§ **What you will do**:
Show all lines from the data that include the word "density".
================
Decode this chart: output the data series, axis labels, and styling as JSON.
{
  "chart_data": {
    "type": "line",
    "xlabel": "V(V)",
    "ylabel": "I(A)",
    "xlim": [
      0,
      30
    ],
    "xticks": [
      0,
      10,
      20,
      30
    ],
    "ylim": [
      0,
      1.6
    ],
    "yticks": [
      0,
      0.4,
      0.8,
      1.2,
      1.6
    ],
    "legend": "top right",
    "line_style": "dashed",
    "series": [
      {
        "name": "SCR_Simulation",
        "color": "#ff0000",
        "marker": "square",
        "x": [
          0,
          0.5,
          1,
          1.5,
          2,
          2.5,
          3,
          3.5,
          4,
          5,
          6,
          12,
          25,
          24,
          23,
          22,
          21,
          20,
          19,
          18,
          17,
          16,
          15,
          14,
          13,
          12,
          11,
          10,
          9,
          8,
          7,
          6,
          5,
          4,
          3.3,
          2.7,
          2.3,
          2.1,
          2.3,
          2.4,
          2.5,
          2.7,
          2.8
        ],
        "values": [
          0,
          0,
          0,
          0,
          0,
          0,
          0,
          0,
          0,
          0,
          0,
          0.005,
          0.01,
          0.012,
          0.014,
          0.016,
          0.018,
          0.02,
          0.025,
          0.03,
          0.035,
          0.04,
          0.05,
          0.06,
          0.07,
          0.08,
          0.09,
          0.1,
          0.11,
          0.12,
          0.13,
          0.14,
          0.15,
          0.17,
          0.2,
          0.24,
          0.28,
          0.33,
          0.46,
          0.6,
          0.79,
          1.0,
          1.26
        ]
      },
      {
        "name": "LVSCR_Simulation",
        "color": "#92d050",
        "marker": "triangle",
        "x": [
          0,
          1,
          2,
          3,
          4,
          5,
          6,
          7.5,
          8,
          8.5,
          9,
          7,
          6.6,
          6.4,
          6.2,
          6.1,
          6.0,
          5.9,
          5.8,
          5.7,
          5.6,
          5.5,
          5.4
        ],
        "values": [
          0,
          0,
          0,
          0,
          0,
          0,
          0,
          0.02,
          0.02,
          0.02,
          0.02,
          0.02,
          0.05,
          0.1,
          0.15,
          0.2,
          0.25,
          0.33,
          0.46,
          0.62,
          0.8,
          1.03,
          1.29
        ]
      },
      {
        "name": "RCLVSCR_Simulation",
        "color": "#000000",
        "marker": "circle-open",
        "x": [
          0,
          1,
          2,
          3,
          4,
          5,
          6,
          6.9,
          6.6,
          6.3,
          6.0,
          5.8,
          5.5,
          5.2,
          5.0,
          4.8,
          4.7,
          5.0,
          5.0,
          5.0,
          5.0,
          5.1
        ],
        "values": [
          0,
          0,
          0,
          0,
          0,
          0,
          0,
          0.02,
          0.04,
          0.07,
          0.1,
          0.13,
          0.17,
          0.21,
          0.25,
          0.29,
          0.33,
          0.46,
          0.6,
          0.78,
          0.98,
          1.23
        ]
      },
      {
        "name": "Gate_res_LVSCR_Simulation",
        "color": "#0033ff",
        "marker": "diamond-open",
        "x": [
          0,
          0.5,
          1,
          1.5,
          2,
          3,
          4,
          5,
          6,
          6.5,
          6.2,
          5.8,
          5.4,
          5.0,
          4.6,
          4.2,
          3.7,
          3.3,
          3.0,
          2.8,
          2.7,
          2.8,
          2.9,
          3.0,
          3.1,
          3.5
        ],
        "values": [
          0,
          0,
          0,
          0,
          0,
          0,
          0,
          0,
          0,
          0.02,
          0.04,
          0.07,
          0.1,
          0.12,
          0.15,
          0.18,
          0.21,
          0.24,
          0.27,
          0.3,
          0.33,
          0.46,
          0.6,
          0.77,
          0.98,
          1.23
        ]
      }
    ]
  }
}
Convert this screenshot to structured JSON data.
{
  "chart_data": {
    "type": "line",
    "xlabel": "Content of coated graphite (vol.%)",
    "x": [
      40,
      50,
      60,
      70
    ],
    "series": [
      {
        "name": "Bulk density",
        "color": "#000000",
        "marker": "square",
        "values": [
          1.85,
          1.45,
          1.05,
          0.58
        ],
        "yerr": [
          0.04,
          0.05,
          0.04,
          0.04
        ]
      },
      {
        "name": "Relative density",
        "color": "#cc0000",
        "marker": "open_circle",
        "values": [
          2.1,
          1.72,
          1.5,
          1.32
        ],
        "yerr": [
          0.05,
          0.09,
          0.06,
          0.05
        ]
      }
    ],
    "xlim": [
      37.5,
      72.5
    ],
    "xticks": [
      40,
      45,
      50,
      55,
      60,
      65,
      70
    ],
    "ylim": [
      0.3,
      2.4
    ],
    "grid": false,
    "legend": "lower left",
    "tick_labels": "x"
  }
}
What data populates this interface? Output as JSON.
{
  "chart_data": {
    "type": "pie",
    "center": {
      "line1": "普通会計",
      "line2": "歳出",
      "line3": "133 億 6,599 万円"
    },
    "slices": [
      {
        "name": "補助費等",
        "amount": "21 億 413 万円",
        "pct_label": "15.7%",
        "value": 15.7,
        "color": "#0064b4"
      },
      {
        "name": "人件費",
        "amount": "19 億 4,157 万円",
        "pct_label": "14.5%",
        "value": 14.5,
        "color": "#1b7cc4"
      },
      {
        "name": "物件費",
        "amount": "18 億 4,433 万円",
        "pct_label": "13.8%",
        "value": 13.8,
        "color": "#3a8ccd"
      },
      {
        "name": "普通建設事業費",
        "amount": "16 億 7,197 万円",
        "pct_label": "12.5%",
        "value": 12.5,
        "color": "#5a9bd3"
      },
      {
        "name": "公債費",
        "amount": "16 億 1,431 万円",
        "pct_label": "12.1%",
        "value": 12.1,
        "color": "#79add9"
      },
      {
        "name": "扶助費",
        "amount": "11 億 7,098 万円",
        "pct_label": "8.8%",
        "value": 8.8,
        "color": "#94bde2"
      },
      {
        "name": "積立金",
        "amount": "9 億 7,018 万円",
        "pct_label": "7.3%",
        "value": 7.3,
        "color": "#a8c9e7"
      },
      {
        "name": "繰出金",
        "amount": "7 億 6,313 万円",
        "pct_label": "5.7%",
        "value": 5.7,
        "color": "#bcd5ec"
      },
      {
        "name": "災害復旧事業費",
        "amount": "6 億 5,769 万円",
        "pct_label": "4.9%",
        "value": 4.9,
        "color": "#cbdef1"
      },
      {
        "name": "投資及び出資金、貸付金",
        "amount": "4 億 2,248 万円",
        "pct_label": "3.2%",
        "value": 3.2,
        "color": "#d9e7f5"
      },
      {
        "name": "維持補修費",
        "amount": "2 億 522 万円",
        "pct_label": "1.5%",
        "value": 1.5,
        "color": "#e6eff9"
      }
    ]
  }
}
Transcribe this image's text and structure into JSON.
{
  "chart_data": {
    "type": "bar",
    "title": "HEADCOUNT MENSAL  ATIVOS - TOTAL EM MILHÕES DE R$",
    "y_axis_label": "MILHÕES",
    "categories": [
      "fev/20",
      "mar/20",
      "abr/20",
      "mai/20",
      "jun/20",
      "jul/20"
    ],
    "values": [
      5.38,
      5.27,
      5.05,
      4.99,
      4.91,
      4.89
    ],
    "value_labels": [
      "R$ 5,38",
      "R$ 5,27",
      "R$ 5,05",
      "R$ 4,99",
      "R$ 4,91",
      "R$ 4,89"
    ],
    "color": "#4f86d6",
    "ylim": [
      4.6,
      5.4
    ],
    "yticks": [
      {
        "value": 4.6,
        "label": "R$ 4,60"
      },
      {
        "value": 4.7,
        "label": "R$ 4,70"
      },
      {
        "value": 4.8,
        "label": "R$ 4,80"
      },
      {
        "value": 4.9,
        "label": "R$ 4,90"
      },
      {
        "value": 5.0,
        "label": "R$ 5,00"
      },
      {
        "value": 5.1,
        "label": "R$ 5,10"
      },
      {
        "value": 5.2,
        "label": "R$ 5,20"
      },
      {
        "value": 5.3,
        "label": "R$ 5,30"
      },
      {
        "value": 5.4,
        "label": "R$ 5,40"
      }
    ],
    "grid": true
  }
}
================
§ **Exercise solution**:
        "name": "Bulk density",
        "name": "Relative density",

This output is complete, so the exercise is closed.